#### Record set
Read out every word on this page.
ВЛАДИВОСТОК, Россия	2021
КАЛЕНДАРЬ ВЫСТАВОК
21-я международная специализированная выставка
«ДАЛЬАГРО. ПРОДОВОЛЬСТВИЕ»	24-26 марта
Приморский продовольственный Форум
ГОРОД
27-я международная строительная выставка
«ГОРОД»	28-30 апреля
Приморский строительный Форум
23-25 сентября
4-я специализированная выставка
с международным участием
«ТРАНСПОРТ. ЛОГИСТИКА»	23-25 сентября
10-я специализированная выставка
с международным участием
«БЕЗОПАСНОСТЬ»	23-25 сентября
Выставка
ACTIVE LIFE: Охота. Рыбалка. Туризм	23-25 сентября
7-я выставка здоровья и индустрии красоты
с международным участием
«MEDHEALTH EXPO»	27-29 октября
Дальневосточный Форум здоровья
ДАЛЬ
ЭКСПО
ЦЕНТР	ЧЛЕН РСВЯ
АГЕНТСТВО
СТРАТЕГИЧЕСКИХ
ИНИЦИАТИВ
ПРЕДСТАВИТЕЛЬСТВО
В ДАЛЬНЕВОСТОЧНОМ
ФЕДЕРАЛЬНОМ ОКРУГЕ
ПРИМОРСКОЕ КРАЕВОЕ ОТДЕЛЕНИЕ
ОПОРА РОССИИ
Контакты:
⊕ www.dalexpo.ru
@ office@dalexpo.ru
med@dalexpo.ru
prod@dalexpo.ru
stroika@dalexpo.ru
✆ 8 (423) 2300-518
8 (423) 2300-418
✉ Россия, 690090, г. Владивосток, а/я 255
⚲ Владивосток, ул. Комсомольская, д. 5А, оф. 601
########
▶ **What to produce**:
Make an exact copy of the listing, including every line.

▶ **Solution to the exercise**:
Read out every word on this page.
ВЛАДИВОСТОК, Россия	2021
КАЛЕНДАРЬ ВЫСТАВОК
21-я международная специализированная выставка
«ДАЛЬАГРО. ПРОДОВОЛЬСТВИЕ»	24-26 марта
Приморский продовольственный Форум
ГОРОД
27-я международная строительная выставка
«ГОРОД»	28-30 апреля
Приморский строительный Форум
23-25 сентября
4-я специализированная выставка
с международным участием
«ТРАНСПОРТ. ЛОГИСТИКА»	23-25 сентября
10-я специализированная выставка
с международным участием
«БЕЗОПАСНОСТЬ»	23-25 сентября
Выставка
ACTIVE LIFE: Охота. Рыбалка. Туризм	23-25 сентября
7-я выставка здоровья и индустрии красоты
с международным участием
«MEDHEALTH EXPO»	27-29 октября
Дальневосточный Форум здоровья
ДАЛЬ
ЭКСПО
ЦЕНТР	ЧЛЕН РСВЯ
АГЕНТСТВО
СТРАТЕГИЧЕСКИХ
ИНИЦИАТИВ
ПРЕДСТАВИТЕЛЬСТВО
В ДАЛЬНЕВОСТОЧНОМ
ФЕДЕРАЛЬНОМ ОКРУГЕ
ПРИМОРСКОЕ КРАЕВОЕ ОТДЕЛЕНИЕ
ОПОРА РОССИИ
Контакты:
⊕ www.dalexpo.ru
@ office@dalexpo.ru
med@dalexpo.ru
prod@dalexpo.ru
stroika@dalexpo.ru
✆ 8 (423) 2300-518
8 (423) 2300-418
✉ Россия, 690090, г. Владивосток, а/я 255
⚲ Владивосток, ул. Комсомольская, д. 5А, оф. 601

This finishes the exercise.